== 課題の詳細 ==
本文抜粋の「20世紀の後半から21世紀の」から「社)を通じて山口周氏は説く。」までの部分を、「リンゴ」を「ミカン」に置き換えて書き直してください。

== 本文抜粋 ==
クリエイターの本棚

『ニュータイプの時代』(ダイヤモンド社)

旅するように、本を読む。一冊の良書は好奇心を刺激し、読み手を新たな書へと駆り立てる。

この連載では、新規事業開発や広告制作を手がけると同時に、本をこよなく愛する筆者が、知的欲求を辿るように読んだ書籍を毎回3冊、テーマに沿って紹介していく。第3回は、「時代の変化に適応する」ための示唆に富んだ3冊。


20世紀の後半から21世紀の初頭にかけて、経済が右肩上がりの時代は待っていれば坂の上から自分のもとに仕事が転がり落ちてきた。仕事という果実を「リンゴ」に例えるなら、リンゴを拾う人、運ぶ人、皮を剥く人、切る人、盛り付ける人という具合に、効率化が追求され、それぞれの持ち場において再現性の高い作業ができる人材が優秀とされてきたのではないだろうか。

しかし、坂道を登った今、リンゴは転がってこない。つくればモノやサービスが売れる時代に重宝されていた、従順で、論理的で、勤勉で、責任感の強い人材が、“オールドタイプ”として急速に価値を失っていると、『ニュータイプの時代』(ダイヤモンド社)を通じて山口周氏は説く。

収集したデータ一覧
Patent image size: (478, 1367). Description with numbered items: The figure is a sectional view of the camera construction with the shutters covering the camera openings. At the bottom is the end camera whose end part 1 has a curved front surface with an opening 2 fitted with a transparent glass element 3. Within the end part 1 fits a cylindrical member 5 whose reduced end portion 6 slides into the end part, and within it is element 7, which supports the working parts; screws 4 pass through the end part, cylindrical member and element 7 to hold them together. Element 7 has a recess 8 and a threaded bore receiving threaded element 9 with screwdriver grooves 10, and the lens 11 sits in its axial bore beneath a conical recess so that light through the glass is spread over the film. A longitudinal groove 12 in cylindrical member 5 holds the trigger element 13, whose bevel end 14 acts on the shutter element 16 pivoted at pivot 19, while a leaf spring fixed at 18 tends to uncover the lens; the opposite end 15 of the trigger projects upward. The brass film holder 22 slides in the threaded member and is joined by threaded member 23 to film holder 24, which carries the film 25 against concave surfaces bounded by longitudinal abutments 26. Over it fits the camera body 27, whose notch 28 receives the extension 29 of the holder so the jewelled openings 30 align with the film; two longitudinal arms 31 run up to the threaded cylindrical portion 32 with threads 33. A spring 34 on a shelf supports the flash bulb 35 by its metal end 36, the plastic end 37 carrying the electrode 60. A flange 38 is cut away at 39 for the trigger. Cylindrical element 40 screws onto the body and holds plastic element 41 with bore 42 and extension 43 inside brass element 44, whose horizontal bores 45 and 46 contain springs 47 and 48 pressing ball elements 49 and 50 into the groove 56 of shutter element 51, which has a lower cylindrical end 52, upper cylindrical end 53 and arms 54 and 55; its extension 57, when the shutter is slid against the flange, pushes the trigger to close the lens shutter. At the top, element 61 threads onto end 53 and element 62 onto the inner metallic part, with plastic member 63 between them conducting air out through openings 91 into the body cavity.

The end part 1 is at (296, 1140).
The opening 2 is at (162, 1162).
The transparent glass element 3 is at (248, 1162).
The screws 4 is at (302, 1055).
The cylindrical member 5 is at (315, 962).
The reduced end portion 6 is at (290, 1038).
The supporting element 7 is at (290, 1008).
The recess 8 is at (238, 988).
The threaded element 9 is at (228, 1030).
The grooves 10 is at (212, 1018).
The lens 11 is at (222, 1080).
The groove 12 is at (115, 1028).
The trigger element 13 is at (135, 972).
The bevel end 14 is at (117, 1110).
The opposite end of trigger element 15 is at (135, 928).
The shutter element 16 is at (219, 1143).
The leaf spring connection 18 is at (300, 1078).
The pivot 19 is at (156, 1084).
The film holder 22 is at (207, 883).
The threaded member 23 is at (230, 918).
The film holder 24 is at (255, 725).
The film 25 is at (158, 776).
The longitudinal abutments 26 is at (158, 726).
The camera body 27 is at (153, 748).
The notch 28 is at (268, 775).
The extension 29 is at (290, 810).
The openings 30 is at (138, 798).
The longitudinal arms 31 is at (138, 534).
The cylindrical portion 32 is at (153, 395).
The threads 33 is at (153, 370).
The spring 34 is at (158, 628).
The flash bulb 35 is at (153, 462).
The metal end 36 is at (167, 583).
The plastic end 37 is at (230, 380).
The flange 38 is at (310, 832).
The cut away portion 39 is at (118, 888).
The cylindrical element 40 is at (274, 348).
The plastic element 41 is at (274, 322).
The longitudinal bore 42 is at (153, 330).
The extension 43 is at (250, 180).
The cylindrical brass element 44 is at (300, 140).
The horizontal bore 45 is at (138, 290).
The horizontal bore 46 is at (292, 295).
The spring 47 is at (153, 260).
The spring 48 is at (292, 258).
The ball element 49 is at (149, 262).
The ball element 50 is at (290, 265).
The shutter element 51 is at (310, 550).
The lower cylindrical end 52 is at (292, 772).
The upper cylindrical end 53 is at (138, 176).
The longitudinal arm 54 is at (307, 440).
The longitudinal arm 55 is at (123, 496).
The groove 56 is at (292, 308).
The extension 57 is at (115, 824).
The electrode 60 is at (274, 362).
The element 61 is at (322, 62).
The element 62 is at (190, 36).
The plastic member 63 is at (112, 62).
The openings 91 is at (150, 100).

== 結果 ==
20世紀の後半から21世紀の初頭にかけて、経済が右肩上がりの時代は待っていれば坂の上から自分のもとに仕事が転がり落ちてきた。仕事という果実を「ミカン」に例えるなら、ミカンを拾う人、運ぶ人、皮を剥く人、切る人、盛り付ける人という具合に、効率化が追求され、それぞれの持ち場において再現性の高い作業ができる人材が優秀とされてきたのではないだろうか。

しかし、坂道を登った今、ミカンは転がってこない。つくればモノやサービスが売れる時代に重宝されていた、従順で、論理的で、勤勉で、責任感の強い人材が、“オールドタイプ”として急速に価値を失っていると、『ニュータイプの時代』(ダイヤモンド社)を通じて山口周氏は説く。